Examine each line of the data. Copy those that contain the string "JSON".

* **Stored entries**:
-*-
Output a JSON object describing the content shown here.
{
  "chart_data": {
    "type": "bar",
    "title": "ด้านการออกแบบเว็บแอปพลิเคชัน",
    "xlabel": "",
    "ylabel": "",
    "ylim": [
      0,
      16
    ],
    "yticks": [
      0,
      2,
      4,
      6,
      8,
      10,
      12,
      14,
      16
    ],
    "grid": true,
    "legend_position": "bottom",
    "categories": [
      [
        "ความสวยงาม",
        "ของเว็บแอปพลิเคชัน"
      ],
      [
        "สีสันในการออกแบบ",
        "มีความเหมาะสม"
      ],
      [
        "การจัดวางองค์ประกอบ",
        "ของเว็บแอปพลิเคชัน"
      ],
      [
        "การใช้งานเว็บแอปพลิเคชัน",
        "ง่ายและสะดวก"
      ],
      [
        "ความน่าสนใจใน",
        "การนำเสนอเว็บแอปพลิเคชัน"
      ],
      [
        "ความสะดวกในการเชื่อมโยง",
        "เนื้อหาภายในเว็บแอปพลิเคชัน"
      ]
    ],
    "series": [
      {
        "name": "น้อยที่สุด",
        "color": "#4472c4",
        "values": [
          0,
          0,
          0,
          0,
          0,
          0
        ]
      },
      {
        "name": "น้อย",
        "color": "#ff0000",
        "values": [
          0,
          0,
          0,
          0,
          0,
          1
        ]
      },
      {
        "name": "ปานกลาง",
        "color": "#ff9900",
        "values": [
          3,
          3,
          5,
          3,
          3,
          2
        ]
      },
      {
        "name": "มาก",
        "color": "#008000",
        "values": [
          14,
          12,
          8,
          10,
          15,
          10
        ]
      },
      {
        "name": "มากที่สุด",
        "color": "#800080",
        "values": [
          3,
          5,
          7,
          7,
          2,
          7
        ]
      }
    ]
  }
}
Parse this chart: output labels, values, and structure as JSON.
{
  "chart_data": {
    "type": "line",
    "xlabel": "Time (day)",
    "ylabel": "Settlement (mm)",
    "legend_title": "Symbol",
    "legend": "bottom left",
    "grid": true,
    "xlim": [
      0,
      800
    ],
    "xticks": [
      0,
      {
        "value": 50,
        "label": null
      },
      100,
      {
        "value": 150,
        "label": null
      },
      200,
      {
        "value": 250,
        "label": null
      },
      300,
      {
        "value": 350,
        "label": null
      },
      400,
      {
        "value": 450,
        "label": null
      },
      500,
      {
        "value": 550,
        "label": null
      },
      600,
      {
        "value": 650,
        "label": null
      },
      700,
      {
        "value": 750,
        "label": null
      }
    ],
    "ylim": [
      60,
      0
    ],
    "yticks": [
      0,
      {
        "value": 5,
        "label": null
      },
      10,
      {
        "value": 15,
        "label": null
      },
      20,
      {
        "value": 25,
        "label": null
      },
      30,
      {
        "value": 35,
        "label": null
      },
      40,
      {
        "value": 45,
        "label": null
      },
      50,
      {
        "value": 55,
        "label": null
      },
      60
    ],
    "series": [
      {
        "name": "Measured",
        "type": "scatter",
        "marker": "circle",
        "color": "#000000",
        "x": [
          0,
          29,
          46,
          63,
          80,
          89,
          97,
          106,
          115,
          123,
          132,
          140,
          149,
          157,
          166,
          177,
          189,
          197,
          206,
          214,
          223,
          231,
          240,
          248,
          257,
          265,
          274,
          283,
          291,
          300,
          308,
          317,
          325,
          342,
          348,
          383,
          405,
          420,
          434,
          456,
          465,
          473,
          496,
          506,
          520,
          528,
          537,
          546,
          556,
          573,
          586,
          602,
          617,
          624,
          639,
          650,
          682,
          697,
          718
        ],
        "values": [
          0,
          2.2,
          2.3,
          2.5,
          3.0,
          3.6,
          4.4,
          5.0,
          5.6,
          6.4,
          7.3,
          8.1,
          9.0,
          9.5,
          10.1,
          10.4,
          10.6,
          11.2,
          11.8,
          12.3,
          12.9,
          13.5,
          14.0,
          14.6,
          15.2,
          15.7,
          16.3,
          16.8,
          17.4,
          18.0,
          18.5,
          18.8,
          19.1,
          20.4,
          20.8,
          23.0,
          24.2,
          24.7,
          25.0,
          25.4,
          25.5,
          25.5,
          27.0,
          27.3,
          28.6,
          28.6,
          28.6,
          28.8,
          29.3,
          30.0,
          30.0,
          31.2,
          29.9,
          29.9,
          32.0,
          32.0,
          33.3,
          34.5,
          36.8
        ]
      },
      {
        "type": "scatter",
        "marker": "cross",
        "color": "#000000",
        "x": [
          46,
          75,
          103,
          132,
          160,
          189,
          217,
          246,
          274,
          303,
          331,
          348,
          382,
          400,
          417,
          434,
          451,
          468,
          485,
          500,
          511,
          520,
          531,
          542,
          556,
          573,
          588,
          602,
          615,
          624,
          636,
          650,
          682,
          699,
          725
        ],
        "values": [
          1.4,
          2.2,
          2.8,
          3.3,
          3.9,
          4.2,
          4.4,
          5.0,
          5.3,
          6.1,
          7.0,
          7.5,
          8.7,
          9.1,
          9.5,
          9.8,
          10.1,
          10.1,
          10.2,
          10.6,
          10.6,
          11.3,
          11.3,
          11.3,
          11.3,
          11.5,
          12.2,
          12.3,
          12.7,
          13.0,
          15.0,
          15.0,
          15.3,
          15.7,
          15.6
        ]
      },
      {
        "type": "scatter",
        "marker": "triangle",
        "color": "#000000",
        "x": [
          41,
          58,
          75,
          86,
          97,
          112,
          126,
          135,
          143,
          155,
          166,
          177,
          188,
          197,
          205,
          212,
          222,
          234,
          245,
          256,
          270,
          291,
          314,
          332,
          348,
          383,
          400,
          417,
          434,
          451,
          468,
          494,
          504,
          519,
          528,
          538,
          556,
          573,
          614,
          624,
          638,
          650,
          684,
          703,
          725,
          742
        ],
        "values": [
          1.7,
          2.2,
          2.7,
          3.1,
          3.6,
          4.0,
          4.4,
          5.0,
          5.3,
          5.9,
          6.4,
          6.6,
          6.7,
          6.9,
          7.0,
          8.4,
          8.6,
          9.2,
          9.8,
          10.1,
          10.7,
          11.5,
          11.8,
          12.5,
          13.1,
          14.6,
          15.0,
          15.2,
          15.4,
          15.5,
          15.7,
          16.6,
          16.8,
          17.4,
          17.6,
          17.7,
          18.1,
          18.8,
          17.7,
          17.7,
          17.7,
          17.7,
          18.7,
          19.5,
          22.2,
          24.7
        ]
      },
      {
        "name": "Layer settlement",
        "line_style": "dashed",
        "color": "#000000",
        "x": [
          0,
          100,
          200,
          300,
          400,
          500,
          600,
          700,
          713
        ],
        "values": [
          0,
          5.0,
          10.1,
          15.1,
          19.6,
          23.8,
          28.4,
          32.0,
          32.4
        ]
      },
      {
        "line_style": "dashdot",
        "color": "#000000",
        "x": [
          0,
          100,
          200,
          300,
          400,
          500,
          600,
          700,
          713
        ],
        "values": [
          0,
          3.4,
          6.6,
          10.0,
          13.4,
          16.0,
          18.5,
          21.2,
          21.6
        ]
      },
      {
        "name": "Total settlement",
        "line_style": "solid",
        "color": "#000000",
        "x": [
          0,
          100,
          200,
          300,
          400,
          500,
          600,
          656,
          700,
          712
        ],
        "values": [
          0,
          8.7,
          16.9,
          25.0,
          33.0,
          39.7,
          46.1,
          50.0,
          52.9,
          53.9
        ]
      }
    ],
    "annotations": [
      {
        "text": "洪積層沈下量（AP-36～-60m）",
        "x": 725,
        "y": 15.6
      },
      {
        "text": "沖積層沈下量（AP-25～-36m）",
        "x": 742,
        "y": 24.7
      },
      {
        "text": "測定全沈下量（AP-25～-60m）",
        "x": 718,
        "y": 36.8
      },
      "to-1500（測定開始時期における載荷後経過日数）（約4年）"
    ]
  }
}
-*-
* **Result below**:
Output a JSON object describing the content shown here.
Parse this chart: output labels, values, and structure as JSON.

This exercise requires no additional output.